Write the data out again, character for character, with no images.

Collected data
......

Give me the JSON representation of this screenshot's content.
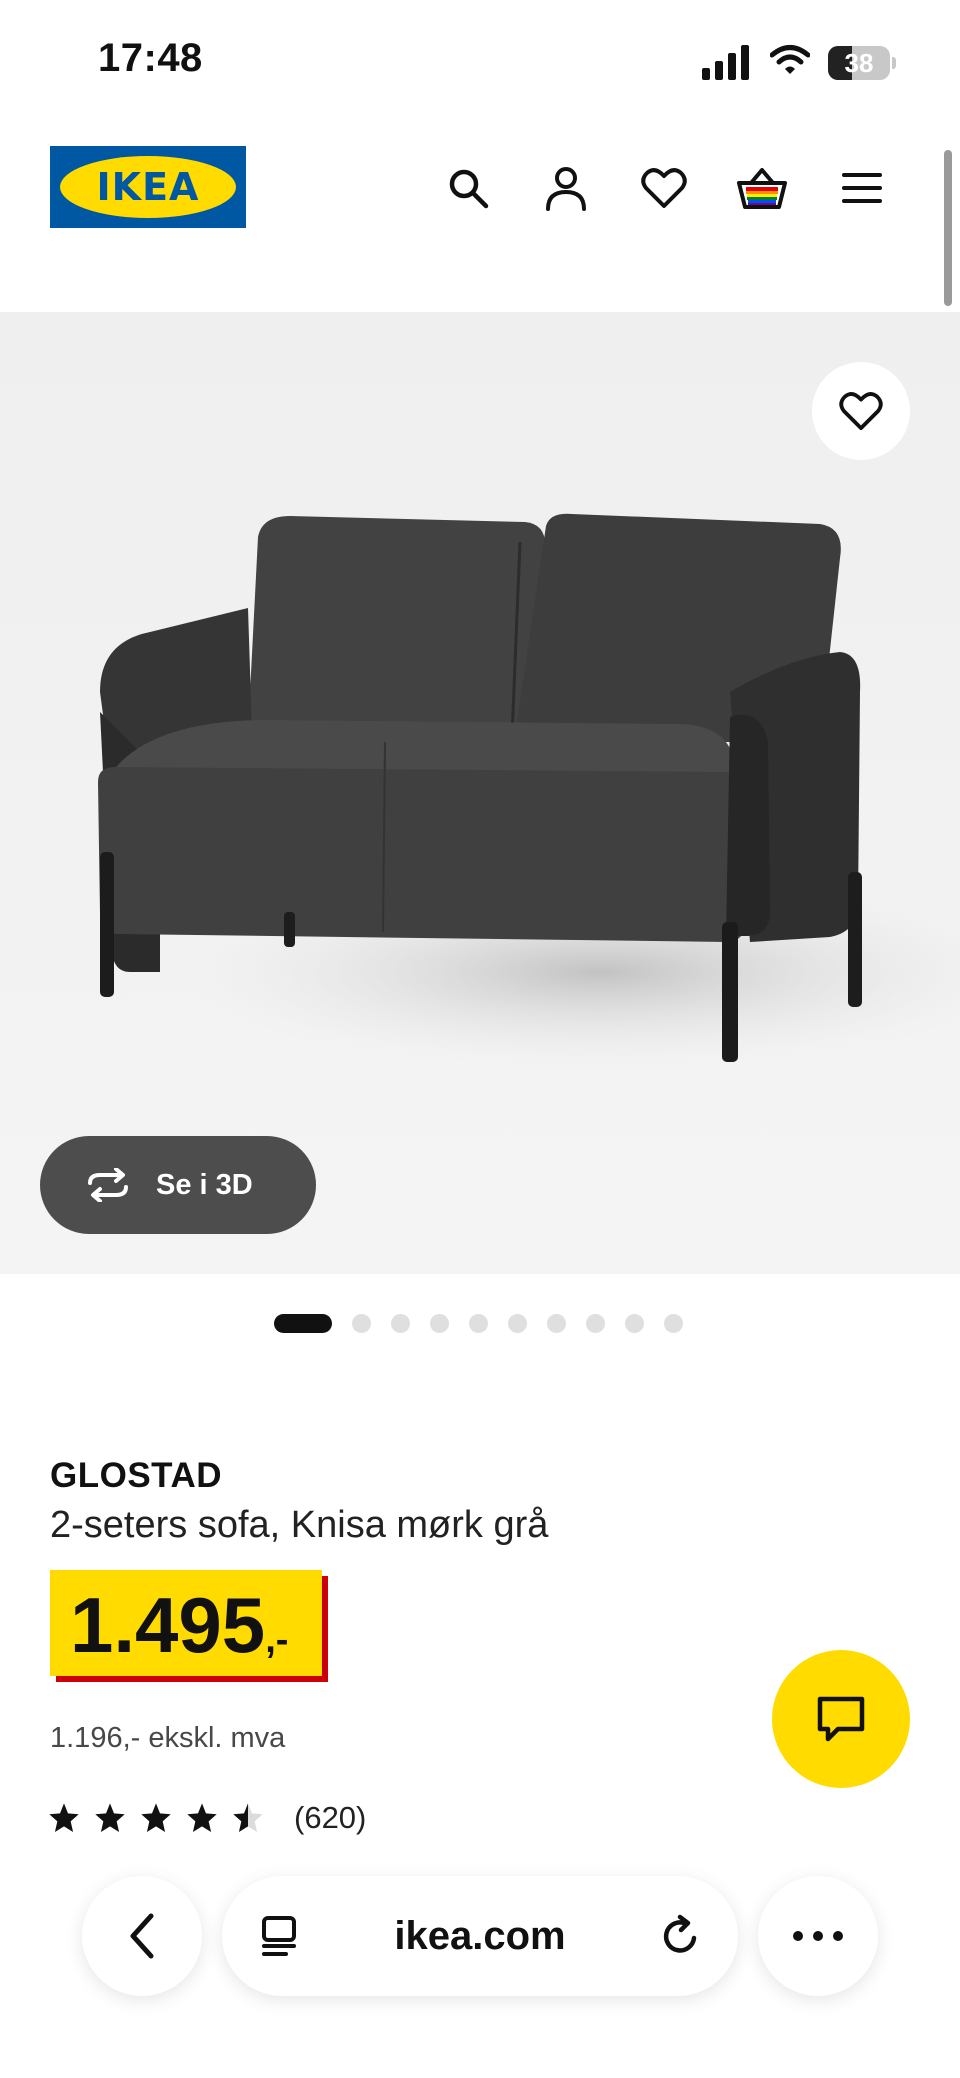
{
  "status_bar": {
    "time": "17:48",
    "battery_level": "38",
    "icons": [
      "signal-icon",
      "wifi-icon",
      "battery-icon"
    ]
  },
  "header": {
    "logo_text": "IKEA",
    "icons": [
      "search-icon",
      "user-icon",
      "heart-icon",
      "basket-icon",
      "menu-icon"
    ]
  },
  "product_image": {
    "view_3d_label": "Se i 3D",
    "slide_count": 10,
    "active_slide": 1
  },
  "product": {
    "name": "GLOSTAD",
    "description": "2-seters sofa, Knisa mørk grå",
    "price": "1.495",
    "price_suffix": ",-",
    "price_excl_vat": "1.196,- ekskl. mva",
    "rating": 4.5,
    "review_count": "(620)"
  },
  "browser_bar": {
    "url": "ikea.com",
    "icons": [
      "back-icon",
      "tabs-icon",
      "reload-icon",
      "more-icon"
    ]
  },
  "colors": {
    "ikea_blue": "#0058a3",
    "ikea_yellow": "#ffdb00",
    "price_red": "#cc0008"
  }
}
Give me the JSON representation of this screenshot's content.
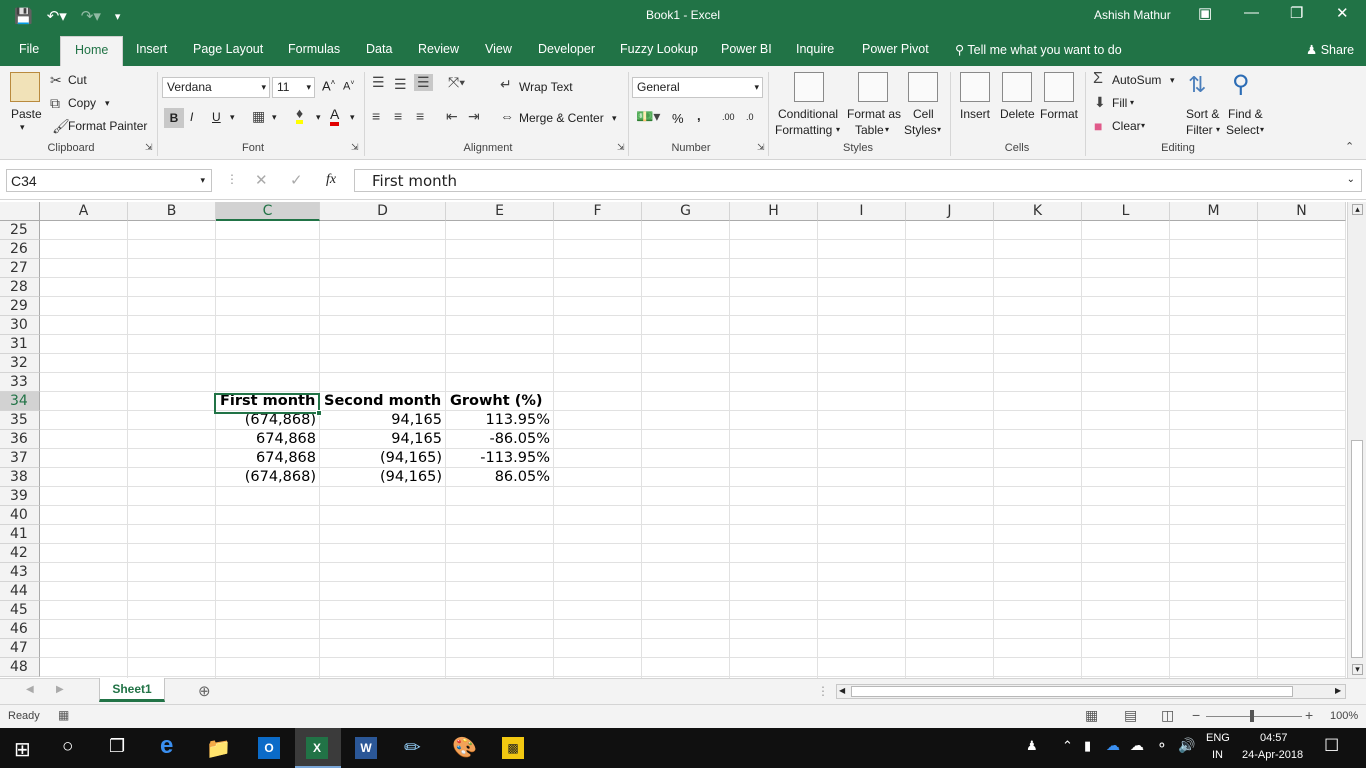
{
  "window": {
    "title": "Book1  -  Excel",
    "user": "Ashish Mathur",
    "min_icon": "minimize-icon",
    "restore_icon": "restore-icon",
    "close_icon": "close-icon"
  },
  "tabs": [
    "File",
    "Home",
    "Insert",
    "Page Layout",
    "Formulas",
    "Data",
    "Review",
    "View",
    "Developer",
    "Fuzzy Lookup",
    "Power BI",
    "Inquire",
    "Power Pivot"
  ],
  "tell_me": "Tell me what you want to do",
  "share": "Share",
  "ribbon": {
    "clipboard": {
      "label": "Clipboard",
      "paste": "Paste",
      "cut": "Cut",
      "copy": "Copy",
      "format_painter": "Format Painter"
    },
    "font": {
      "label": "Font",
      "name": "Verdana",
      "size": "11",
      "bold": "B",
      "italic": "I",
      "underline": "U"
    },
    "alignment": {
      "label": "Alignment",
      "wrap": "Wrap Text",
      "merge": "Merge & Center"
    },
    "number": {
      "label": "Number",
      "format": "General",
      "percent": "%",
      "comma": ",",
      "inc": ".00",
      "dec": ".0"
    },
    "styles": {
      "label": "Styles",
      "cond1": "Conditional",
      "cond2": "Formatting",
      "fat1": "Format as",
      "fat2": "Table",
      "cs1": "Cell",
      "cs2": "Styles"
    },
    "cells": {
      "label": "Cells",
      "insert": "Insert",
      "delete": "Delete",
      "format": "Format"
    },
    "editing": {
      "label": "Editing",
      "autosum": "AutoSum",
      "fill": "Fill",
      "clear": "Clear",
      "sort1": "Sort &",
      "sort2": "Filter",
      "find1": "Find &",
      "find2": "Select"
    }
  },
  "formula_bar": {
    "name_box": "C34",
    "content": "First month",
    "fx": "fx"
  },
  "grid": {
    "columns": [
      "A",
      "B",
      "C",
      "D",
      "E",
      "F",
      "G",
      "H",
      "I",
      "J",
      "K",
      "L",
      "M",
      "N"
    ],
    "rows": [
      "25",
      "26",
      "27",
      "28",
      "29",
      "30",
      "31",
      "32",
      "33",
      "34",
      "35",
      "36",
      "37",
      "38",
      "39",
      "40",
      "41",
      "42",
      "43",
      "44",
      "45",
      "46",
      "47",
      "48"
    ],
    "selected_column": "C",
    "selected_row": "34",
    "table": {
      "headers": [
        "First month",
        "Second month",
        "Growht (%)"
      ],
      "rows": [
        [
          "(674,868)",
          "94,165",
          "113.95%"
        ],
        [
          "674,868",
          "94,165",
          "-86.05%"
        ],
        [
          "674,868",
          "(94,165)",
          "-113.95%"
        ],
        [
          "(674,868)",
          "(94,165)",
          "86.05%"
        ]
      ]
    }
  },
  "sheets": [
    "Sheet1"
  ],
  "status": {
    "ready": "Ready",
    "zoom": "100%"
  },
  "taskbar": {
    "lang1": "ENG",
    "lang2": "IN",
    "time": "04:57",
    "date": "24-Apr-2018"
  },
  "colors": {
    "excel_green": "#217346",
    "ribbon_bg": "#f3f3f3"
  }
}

......

▶ [WRITTEN RESPONSE]
Give me the JSON representation of this screenshot's content.
{
  "status_bar": {
    "time": "17:48",
    "battery_level": "38",
    "icons": [
      "signal-icon",
      "wifi-icon",
      "battery-icon"
    ]
  },
  "header": {
    "logo_text": "IKEA",
    "icons": [
      "search-icon",
      "user-icon",
      "heart-icon",
      "basket-icon",
      "menu-icon"
    ]
  },
  "product_image": {
    "view_3d_label": "Se i 3D",
    "slide_count": 10,
    "active_slide": 1
  },
  "product": {
    "name": "GLOSTAD",
    "description": "2-seters sofa, Knisa mørk grå",
    "price": "1.495",
    "price_suffix": ",-",
    "price_excl_vat": "1.196,- ekskl. mva",
    "rating": 4.5,
    "review_count": "(620)"
  },
  "browser_bar": {
    "url": "ikea.com",
    "icons": [
      "back-icon",
      "tabs-icon",
      "reload-icon",
      "more-icon"
    ]
  },
  "colors": {
    "ikea_blue": "#0058a3",
    "ikea_yellow": "#ffdb00",
    "price_red": "#cc0008"
  }
}
Give me the JSON representation of this screenshot's content.
{
  "window": {
    "title": "Book1  -  Excel",
    "user": "Ashish Mathur",
    "min_icon": "minimize-icon",
    "restore_icon": "restore-icon",
    "close_icon": "close-icon"
  },
  "tabs": [
    "File",
    "Home",
    "Insert",
    "Page Layout",
    "Formulas",
    "Data",
    "Review",
    "View",
    "Developer",
    "Fuzzy Lookup",
    "Power BI",
    "Inquire",
    "Power Pivot"
  ],
  "tell_me": "Tell me what you want to do",
  "share": "Share",
  "ribbon": {
    "clipboard": {
      "label": "Clipboard",
      "paste": "Paste",
      "cut": "Cut",
      "copy": "Copy",
      "format_painter": "Format Painter"
    },
    "font": {
      "label": "Font",
      "name": "Verdana",
      "size": "11",
      "bold": "B",
      "italic": "I",
      "underline": "U"
    },
    "alignment": {
      "label": "Alignment",
      "wrap": "Wrap Text",
      "merge": "Merge & Center"
    },
    "number": {
      "label": "Number",
      "format": "General",
      "percent": "%",
      "comma": ",",
      "inc": ".00",
      "dec": ".0"
    },
    "styles": {
      "label": "Styles",
      "cond1": "Conditional",
      "cond2": "Formatting",
      "fat1": "Format as",
      "fat2": "Table",
      "cs1": "Cell",
      "cs2": "Styles"
    },
    "cells": {
      "label": "Cells",
      "insert": "Insert",
      "delete": "Delete",
      "format": "Format"
    },
    "editing": {
      "label": "Editing",
      "autosum": "AutoSum",
      "fill": "Fill",
      "clear": "Clear",
      "sort1": "Sort &",
      "sort2": "Filter",
      "find1": "Find &",
      "find2": "Select"
    }
  },
  "formula_bar": {
    "name_box": "C34",
    "content": "First month",
    "fx": "fx"
  },
  "grid": {
    "columns": [
      "A",
      "B",
      "C",
      "D",
      "E",
      "F",
      "G",
      "H",
      "I",
      "J",
      "K",
      "L",
      "M",
      "N"
    ],
    "rows": [
      "25",
      "26",
      "27",
      "28",
      "29",
      "30",
      "31",
      "32",
      "33",
      "34",
      "35",
      "36",
      "37",
      "38",
      "39",
      "40",
      "41",
      "42",
      "43",
      "44",
      "45",
      "46",
      "47",
      "48"
    ],
    "selected_column": "C",
    "selected_row": "34",
    "table": {
      "headers": [
        "First month",
        "Second month",
        "Growht (%)"
      ],
      "rows": [
        [
          "(674,868)",
          "94,165",
          "113.95%"
        ],
        [
          "674,868",
          "94,165",
          "-86.05%"
        ],
        [
          "674,868",
          "(94,165)",
          "-113.95%"
        ],
        [
          "(674,868)",
          "(94,165)",
          "86.05%"
        ]
      ]
    }
  },
  "sheets": [
    "Sheet1"
  ],
  "status": {
    "ready": "Ready",
    "zoom": "100%"
  },
  "taskbar": {
    "lang1": "ENG",
    "lang2": "IN",
    "time": "04:57",
    "date": "24-Apr-2018"
  },
  "colors": {
    "excel_green": "#217346",
    "ribbon_bg": "#f3f3f3"
  }
}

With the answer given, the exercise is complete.